▶ _Task prompt_:
Among the entries below, find the lines with "الموقعين" and copy them.
--- START OF Task inputs ---
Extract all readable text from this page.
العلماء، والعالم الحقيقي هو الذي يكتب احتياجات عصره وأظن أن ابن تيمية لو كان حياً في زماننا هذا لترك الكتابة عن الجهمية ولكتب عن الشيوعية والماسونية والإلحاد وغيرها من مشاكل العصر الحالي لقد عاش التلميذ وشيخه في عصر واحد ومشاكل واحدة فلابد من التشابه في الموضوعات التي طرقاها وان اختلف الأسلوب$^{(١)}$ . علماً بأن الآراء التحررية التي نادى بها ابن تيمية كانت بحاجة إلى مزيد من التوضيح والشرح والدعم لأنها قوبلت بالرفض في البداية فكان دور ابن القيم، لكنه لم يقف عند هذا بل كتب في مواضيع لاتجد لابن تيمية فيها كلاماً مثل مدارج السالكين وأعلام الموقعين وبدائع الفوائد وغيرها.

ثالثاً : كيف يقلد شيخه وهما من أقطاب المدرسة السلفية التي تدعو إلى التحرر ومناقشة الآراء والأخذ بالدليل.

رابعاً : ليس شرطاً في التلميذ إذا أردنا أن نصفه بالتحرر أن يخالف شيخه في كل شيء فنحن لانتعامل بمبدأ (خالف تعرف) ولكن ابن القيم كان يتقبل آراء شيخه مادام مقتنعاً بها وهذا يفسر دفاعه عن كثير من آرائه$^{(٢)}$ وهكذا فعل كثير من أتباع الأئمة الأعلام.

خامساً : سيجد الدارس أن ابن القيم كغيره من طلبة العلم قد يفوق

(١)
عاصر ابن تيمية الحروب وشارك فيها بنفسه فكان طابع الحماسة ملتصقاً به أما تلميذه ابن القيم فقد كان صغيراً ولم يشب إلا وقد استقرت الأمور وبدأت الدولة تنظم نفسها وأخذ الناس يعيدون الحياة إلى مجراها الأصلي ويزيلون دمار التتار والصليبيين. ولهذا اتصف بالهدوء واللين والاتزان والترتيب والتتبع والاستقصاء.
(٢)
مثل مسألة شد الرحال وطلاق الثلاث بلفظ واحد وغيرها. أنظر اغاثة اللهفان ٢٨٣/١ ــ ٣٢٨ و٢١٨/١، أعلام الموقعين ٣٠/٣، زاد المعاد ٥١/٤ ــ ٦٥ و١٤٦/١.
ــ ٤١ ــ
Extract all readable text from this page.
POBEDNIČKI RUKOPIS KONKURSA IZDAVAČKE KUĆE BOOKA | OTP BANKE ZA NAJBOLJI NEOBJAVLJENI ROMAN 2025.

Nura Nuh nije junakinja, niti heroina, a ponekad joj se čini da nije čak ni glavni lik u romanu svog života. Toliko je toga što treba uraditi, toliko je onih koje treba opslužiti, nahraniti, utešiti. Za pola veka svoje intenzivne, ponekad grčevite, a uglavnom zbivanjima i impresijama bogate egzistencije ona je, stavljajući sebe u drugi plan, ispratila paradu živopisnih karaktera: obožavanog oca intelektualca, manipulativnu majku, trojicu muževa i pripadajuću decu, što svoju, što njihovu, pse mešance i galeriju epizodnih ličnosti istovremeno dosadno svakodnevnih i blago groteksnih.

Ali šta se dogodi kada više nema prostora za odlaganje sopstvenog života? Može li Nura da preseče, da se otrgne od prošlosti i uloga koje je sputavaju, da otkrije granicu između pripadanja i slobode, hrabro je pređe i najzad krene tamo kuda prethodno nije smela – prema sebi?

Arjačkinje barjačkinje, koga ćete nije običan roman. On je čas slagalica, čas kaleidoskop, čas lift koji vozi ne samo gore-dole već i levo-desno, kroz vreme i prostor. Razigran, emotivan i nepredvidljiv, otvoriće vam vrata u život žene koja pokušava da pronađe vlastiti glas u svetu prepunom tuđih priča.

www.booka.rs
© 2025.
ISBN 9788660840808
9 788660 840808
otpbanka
--- END OF Task inputs ---
▶ _Result for this exercise_:
العلماء، والعالم الحقيقي هو الذي يكتب احتياجات عصره وأظن أن ابن تيمية لو كان حياً في زماننا هذا لترك الكتابة عن الجهمية ولكتب عن الشيوعية والماسونية والإلحاد وغيرها من مشاكل العصر الحالي لقد عاش التلميذ وشيخه في عصر واحد ومشاكل واحدة فلابد من التشابه في الموضوعات التي طرقاها وان اختلف الأسلوب$^{(١)}$ . علماً بأن الآراء التحررية التي نادى بها ابن تيمية كانت بحاجة إلى مزيد من التوضيح والشرح والدعم لأنها قوبلت بالرفض في البداية فكان دور ابن القيم، لكنه لم يقف عند هذا بل كتب في مواضيع لاتجد لابن تيمية فيها كلاماً مثل مدارج السالكين وأعلام الموقعين وبدائع الفوائد وغيرها.
مثل مسألة شد الرحال وطلاق الثلاث بلفظ واحد وغيرها. أنظر اغاثة اللهفان ٢٨٣/١ ــ ٣٢٨ و٢١٨/١، أعلام الموقعين ٣٠/٣، زاد المعاد ٥١/٤ ــ ٦٥ و١٤٦/١.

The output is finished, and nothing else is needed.